RECORDED DATA —

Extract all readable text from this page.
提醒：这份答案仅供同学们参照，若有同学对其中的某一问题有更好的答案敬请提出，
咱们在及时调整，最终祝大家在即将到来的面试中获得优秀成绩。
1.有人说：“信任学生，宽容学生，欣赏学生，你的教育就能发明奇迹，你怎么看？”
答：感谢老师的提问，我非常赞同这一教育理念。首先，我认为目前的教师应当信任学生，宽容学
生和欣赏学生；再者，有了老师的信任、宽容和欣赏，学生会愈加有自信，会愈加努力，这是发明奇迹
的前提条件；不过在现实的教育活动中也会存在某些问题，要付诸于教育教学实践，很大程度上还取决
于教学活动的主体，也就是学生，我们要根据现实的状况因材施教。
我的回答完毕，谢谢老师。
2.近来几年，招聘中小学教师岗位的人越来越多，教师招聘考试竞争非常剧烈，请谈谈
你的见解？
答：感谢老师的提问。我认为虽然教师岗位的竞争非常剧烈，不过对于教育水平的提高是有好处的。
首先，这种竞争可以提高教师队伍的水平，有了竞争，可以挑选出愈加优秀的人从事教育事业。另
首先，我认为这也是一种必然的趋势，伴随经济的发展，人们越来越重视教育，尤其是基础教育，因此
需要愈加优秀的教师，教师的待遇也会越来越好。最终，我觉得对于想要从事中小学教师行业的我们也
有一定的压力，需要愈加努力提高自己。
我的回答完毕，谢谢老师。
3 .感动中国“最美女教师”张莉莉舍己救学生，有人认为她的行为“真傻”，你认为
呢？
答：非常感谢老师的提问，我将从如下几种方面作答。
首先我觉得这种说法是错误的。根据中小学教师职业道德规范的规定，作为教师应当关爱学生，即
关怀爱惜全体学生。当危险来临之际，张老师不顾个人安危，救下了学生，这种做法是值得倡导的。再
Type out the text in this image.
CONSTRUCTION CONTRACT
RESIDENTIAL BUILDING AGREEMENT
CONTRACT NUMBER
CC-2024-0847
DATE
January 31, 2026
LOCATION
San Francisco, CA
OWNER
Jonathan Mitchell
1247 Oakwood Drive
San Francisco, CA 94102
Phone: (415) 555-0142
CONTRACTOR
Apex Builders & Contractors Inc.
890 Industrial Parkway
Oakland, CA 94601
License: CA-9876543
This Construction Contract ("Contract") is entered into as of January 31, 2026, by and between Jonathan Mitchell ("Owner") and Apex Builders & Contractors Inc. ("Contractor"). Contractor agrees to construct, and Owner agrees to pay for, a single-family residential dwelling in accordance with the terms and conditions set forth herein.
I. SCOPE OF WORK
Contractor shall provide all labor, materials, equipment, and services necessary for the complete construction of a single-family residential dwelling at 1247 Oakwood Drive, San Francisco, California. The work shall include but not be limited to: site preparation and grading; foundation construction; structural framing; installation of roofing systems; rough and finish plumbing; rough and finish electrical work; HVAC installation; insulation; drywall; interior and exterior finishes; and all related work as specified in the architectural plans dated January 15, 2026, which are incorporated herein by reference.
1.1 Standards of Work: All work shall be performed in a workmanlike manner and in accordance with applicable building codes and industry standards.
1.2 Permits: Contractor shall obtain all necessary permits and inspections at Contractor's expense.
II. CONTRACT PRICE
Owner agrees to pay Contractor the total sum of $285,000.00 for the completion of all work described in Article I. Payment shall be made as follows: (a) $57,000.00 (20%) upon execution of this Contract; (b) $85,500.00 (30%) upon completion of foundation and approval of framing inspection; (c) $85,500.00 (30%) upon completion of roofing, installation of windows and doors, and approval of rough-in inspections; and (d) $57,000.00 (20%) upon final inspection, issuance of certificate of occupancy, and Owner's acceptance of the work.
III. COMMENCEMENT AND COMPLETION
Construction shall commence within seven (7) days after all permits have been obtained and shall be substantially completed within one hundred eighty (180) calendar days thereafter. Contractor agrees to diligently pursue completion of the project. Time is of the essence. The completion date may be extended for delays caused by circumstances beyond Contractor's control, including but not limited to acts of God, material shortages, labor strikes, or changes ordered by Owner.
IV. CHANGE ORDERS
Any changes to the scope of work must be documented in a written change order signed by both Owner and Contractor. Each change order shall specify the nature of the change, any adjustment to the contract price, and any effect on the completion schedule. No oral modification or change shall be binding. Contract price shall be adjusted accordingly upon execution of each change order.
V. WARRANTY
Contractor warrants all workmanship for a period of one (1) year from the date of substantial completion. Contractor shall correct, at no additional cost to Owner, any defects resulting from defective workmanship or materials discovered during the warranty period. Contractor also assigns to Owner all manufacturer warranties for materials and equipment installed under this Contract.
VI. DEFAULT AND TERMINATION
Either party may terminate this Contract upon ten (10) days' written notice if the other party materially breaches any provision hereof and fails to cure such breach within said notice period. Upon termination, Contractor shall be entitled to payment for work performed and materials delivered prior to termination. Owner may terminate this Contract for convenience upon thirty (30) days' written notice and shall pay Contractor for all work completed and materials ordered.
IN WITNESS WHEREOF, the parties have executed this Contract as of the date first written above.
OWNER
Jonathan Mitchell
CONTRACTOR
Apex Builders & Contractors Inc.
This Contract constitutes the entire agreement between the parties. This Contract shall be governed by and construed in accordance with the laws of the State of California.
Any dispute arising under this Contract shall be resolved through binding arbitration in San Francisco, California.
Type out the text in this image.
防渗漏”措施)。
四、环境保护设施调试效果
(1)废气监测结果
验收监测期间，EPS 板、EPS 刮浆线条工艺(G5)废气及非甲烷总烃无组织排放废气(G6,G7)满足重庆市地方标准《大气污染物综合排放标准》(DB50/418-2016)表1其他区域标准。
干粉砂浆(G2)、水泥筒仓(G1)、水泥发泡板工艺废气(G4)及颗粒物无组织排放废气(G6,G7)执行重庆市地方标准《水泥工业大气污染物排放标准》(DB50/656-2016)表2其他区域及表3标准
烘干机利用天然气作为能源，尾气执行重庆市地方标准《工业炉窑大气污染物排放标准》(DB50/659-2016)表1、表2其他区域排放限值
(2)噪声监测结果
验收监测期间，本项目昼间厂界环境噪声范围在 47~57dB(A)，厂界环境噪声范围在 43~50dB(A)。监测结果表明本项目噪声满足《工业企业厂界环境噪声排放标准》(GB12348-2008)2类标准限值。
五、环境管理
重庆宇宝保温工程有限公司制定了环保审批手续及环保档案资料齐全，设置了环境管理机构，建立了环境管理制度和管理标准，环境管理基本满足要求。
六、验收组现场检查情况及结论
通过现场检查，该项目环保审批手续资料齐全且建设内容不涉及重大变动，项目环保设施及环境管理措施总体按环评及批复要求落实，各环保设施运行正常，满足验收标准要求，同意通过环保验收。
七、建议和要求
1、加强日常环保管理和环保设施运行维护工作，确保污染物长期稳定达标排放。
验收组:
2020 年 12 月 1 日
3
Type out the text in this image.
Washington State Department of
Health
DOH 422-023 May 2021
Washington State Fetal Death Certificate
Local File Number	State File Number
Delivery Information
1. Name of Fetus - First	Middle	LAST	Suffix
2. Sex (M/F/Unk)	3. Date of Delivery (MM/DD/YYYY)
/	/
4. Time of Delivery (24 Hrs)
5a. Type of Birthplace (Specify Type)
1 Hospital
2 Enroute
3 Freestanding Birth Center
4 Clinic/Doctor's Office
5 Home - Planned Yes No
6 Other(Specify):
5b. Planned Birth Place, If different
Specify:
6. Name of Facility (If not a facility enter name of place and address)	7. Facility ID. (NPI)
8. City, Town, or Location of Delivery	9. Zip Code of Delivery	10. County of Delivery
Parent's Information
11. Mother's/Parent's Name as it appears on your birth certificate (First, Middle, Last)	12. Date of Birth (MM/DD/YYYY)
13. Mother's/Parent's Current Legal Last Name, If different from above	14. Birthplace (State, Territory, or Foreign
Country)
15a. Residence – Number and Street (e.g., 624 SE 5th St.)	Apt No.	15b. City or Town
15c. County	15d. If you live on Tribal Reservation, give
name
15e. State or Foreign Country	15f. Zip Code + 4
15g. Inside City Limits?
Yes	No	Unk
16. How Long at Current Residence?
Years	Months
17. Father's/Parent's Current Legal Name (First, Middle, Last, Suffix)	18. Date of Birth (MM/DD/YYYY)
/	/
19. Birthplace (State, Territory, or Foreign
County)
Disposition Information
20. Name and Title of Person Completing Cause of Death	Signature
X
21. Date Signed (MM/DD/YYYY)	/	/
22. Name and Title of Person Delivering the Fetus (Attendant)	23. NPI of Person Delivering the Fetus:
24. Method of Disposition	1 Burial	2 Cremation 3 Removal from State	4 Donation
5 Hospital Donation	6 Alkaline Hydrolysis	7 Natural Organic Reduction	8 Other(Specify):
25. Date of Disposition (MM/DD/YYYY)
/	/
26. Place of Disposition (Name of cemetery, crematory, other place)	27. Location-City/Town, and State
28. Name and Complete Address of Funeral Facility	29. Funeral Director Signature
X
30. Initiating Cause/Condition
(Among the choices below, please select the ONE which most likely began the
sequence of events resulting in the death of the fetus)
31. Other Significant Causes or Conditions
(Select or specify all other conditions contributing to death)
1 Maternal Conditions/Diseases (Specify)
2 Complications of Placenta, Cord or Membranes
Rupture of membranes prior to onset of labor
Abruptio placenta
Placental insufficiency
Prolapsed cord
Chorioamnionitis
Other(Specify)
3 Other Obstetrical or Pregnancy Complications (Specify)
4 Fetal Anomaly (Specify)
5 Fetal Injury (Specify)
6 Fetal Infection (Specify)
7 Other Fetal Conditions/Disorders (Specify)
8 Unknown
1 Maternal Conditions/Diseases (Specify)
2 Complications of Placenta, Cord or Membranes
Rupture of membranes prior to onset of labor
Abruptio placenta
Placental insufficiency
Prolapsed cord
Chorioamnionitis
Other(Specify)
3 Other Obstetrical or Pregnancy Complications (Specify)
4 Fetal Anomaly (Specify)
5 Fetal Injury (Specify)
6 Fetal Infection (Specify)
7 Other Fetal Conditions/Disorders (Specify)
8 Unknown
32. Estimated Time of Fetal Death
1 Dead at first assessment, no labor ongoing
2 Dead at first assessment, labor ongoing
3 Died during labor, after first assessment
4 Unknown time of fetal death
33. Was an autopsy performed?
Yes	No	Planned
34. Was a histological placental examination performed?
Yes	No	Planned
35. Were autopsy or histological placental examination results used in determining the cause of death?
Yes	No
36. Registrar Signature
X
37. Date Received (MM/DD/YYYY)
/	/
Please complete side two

THE REQUEST —
Extract every line containing the string "Washington" from the data above.

ANSWER BELOW —
Washington State Department of
Washington State Fetal Death Certificate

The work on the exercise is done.